* [What you are asked to do]:
Identify the lines that contain the string "Full" and report only how many there are.

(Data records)
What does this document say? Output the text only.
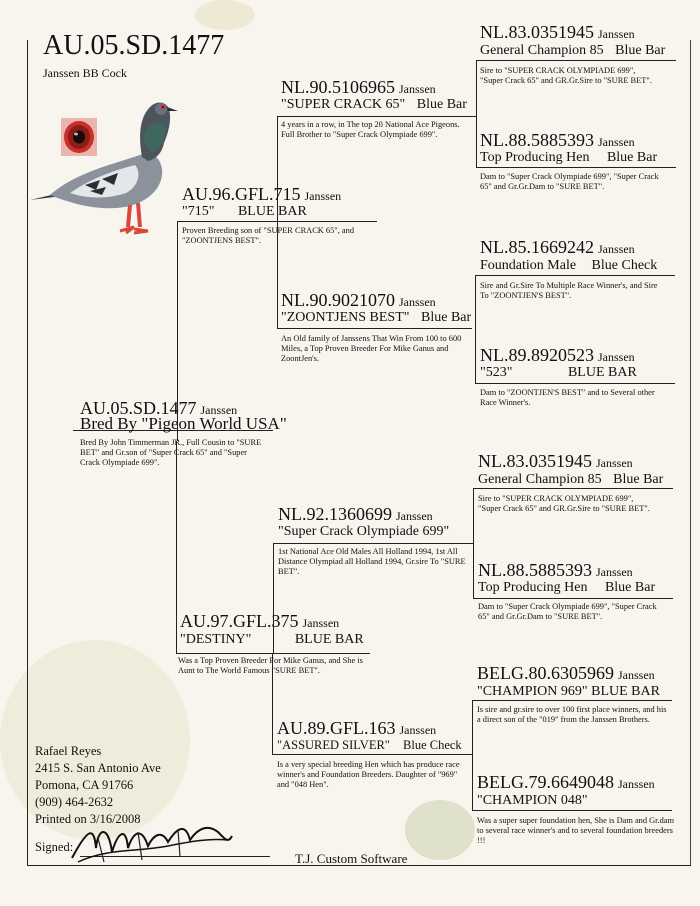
AU.05.SD.1477
Janssen BB Cock
AU.05.SD.1477 Janssen
Bred By "Pigeon World USA"
Bred By John Timmerman JR., Full Cousin to "SURE BET" and Gr.son of "Super Crack 65" and "Super Crack Olympiade 699".
AU.96.GFL.715 Janssen
"715" BLUE BAR
Proven Breeding son of "SUPER CRACK 65", and "ZOONTJENS BEST".
AU.97.GFL.375 Janssen
"DESTINY"	BLUE BAR
Was a Top Proven Breeder For Mike Ganus, and She is Aunt to The World Famous "SURE BET".
NL.90.5106965 Janssen
"SUPER CRACK 65" Blue Bar
4 years in a row, in The top 20 National Ace Pigeons. Full Brother to "Super Crack Olympiade 699".
NL.90.9021070 Janssen
"ZOONTJENS BEST" Blue Bar
An Old family of Janssens That Win From 100 to 600 Miles, a Top Proven Breeder For Mike Ganus and ZoontJen's.
NL.92.1360699 Janssen
"Super Crack Olympiade 699"
1st National Ace Old Males All Holland 1994, 1st All Distance Olympiad all Holland 1994, Gr.sire To "SURE BET".
AU.89.GFL.163 Janssen
"ASSURED SILVER" Blue Check
Is a very special breeding Hen which has produce race winner's and Foundation Breeders. Daughter of "969" and "048 Hen".
NL.83.0351945 Janssen
General Champion 85 Blue Bar
Sire to "SUPER CRACK OLYMPIADE 699", "Super Crack 65" and GR.Gr.Sire to "SURE BET".
NL.88.5885393 Janssen
Top Producing Hen Blue Bar
Dam to "Super Crack Olympiade 699", "Super Crack 65" and Gr.Gr.Dam to "SURE BET".
NL.85.1669242 Janssen
Foundation Male Blue Check
Sire and Gr.Sire To Multiple Race Winner's, and Sire To "ZOONTJEN'S BEST".
NL.89.8920523 Janssen
"523"	BLUE BAR
Dam to "ZOONTJEN'S BEST" and to Several other Race Winner's.
NL.83.0351945 Janssen
General Champion 85 Blue Bar
Sire to "SUPER CRACK OLYMPIADE 699", "Super Crack 65" and GR.Gr.Sire to "SURE BET".
NL.88.5885393 Janssen
Top Producing Hen Blue Bar
Dam to "Super Crack Olympiade 699", "Super Crack 65" and Gr.Gr.Dam to "SURE BET".
BELG.80.6305969 Janssen
"CHAMPION 969" BLUE BAR
Is sire and gr.sire to over 100 first place winners, and his a direct son of the "019" from the Janssen Brothers.
BELG.79.6649048 Janssen
"CHAMPION 048"
Was a super super foundation hen, She is Dam and Gr.dam to several race winner's and to several foundation breeders !!!
Rafael Reyes
2415 S. San Antonio Ave
Pomona, CA 91766
(909) 464-2632
Printed on 3/16/2008
Signed:
T.J. Custom Software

* [Worked solution]:
2